──────── Excerpted records ────────
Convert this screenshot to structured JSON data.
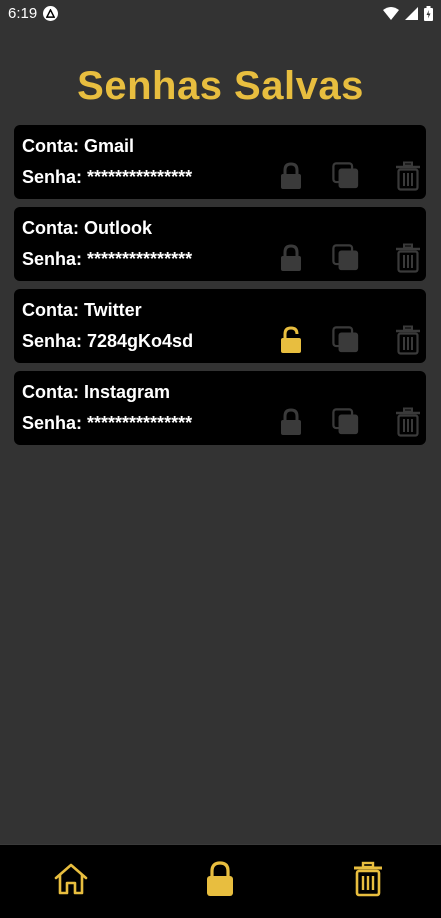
{
  "status_bar": {
    "time": "6:19"
  },
  "header": {
    "title": "Senhas Salvas"
  },
  "colors": {
    "accent": "#e8be3f",
    "background": "#333333",
    "card": "#000000",
    "icon_muted": "#3a3a3a"
  },
  "accounts": [
    {
      "account_label": "Conta: Gmail",
      "password_label": "Senha: ***************",
      "unlocked": false
    },
    {
      "account_label": "Conta: Outlook",
      "password_label": "Senha: ***************",
      "unlocked": false
    },
    {
      "account_label": "Conta: Twitter",
      "password_label": "Senha: 7284gKo4sd",
      "unlocked": true
    },
    {
      "account_label": "Conta: Instagram",
      "password_label": "Senha: ***************",
      "unlocked": false
    }
  ],
  "icons": {
    "card_actions": [
      "lock-icon",
      "copy-icon",
      "trash-icon"
    ],
    "bottom_nav": [
      "home-icon",
      "lock-icon",
      "trash-icon"
    ]
  }
}
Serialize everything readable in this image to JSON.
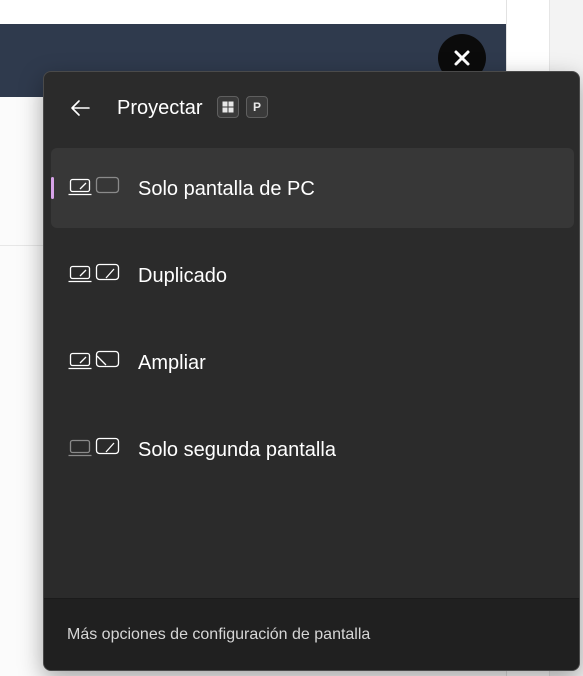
{
  "flyout": {
    "title": "Proyectar",
    "shortcut": {
      "key1": "win",
      "key2": "P"
    },
    "items": [
      {
        "label": "Solo pantalla de PC",
        "selected": true
      },
      {
        "label": "Duplicado",
        "selected": false
      },
      {
        "label": "Ampliar",
        "selected": false
      },
      {
        "label": "Solo segunda pantalla",
        "selected": false
      }
    ],
    "footer_link": "Más opciones de configuración de pantalla"
  },
  "colors": {
    "flyout_bg": "#2b2b2b",
    "selected_bg": "#373737",
    "accent_indicator": "#d7a3e8",
    "footer_bg": "#202020",
    "banner_bg": "#2f3a4d"
  },
  "icons": {
    "back": "arrow-left-icon",
    "close": "close-icon",
    "pc_only": "pc-screen-only-icon",
    "duplicate": "duplicate-icon",
    "extend": "extend-icon",
    "second_only": "second-screen-only-icon"
  }
}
────────
__What you need to do__: Extract the run of lines from the line holding "Serialize everything readable" through the final line of the material above, exactly and inclusively. Leave the pictures behind.

__Worked solution__:
Serialize everything readable in this image to JSON.
{
  "flyout": {
    "title": "Proyectar",
    "shortcut": {
      "key1": "win",
      "key2": "P"
    },
    "items": [
      {
        "label": "Solo pantalla de PC",
        "selected": true
      },
      {
        "label": "Duplicado",
        "selected": false
      },
      {
        "label": "Ampliar",
        "selected": false
      },
      {
        "label": "Solo segunda pantalla",
        "selected": false
      }
    ],
    "footer_link": "Más opciones de configuración de pantalla"
  },
  "colors": {
    "flyout_bg": "#2b2b2b",
    "selected_bg": "#373737",
    "accent_indicator": "#d7a3e8",
    "footer_bg": "#202020",
    "banner_bg": "#2f3a4d"
  },
  "icons": {
    "back": "arrow-left-icon",
    "close": "close-icon",
    "pc_only": "pc-screen-only-icon",
    "duplicate": "duplicate-icon",
    "extend": "extend-icon",
    "second_only": "second-screen-only-icon"
  }
}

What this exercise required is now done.